REQUIREMENT
Each line of the material below that holds the word "screenshot" needs to be copied.
----------
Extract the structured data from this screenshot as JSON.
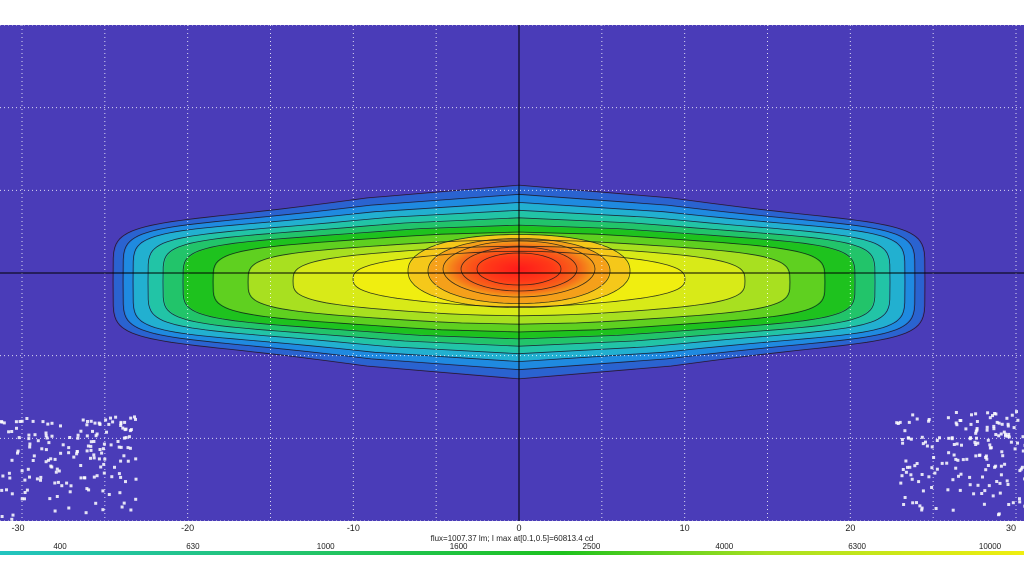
{
  "chart_data": {
    "type": "heatmap",
    "footer_text": "flux=1007.37 lm; I max at[0.1,0.5]=60813.4 cd",
    "x_axis": {
      "range": [
        -30,
        30
      ],
      "ticks": [
        {
          "value": -30,
          "label": "-30"
        },
        {
          "value": -20,
          "label": "-20"
        },
        {
          "value": -10,
          "label": "-10"
        },
        {
          "value": 0,
          "label": "0"
        },
        {
          "value": 10,
          "label": "10"
        },
        {
          "value": 20,
          "label": "20"
        },
        {
          "value": 30,
          "label": "30"
        }
      ],
      "grid_lines": [
        -30,
        -25,
        -20,
        -15,
        -10,
        -5,
        0,
        5,
        10,
        15,
        20,
        25,
        30
      ]
    },
    "y_axis": {
      "range": [
        -15,
        15
      ],
      "grid_lines": [
        -15,
        -10,
        -5,
        0,
        5,
        10,
        15
      ]
    },
    "intensity_peak": {
      "x": 0.1,
      "y": 0.5,
      "value": 60813.4,
      "unit": "cd"
    },
    "contour_levels": [
      400,
      630,
      1000,
      1600,
      2500,
      4000,
      6300,
      10000,
      16000,
      25000,
      40000
    ],
    "color_scale": {
      "labels": [
        "400",
        "630",
        "1000",
        "1600",
        "2500",
        "4000",
        "6300",
        "10000"
      ],
      "colors": [
        "#4a3cb8",
        "#1f8ae0",
        "#22c4c0",
        "#22c46a",
        "#1ec21e",
        "#a8e020",
        "#f0ee10",
        "#f5a01a",
        "#ff1f1f"
      ]
    },
    "grid": true,
    "colors": {
      "background": "#4a3cb8",
      "grid": "#ffffff",
      "axes": "#000000",
      "contour": "#1a1a1a"
    }
  }
}
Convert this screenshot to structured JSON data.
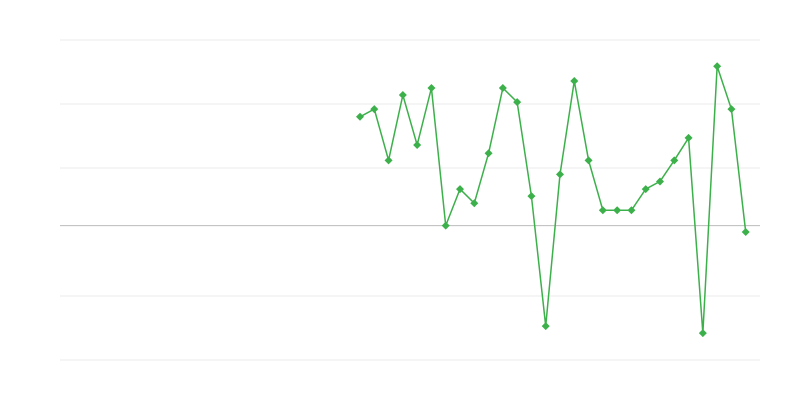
{
  "chart_data": {
    "type": "line",
    "categories": [
      null,
      null,
      null,
      null,
      null,
      null,
      null,
      null,
      null,
      null,
      null,
      null,
      null,
      null,
      null,
      null,
      null,
      null,
      null,
      null,
      null,
      null,
      null,
      null,
      null,
      null,
      null,
      null,
      null,
      null,
      null,
      null,
      null,
      null,
      null,
      null,
      null,
      null,
      null,
      null,
      null,
      null,
      null,
      null,
      null,
      null,
      null,
      null,
      null,
      null
    ],
    "series": [
      {
        "color": "#3cb04a",
        "values": [
          null,
          null,
          null,
          null,
          null,
          null,
          null,
          null,
          null,
          null,
          null,
          null,
          null,
          null,
          null,
          null,
          null,
          null,
          null,
          null,
          null,
          17,
          18.2,
          10.2,
          20.4,
          12.6,
          21.5,
          0,
          5.7,
          3.5,
          11.3,
          21.5,
          19.3,
          4.6,
          -15.7,
          8,
          22.6,
          10.2,
          2.4,
          2.4,
          2.4,
          5.7,
          6.9,
          10.2,
          13.7,
          -16.8,
          24.9,
          18.2,
          -1,
          null
        ]
      }
    ],
    "ylim": [
      -21,
      29
    ],
    "yticks": [
      -21,
      -11,
      9,
      19,
      29
    ],
    "grid": true
  }
}
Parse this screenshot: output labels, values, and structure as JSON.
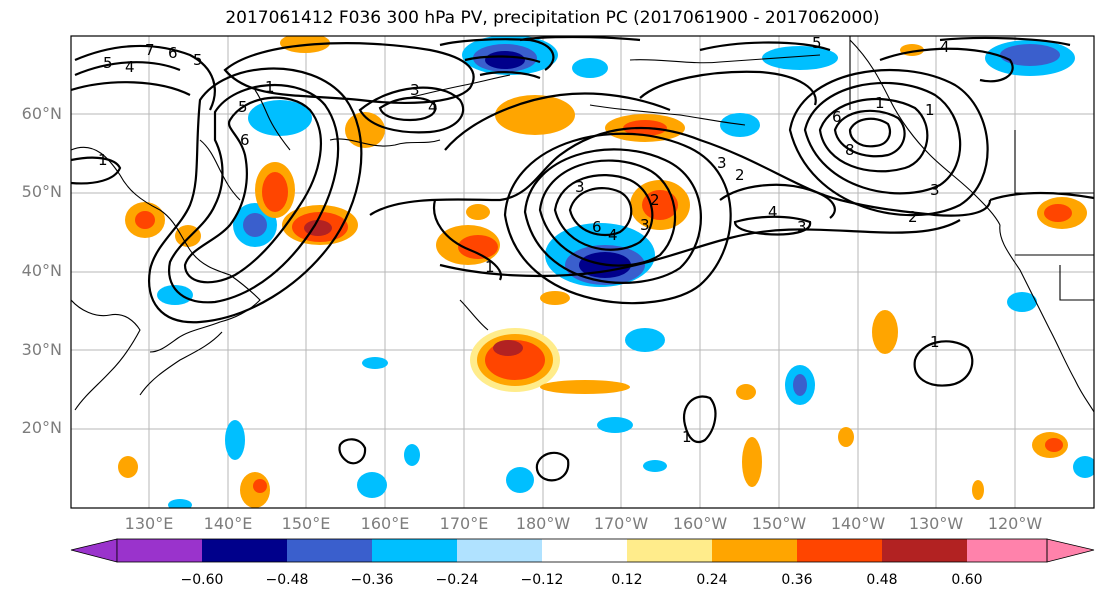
----------
FULL SOLUTION
Extract the structured data from this screenshot as JSON.
Convert this screenshot to structured JSON data.
Parse this screenshot: output labels, values, and structure as JSON.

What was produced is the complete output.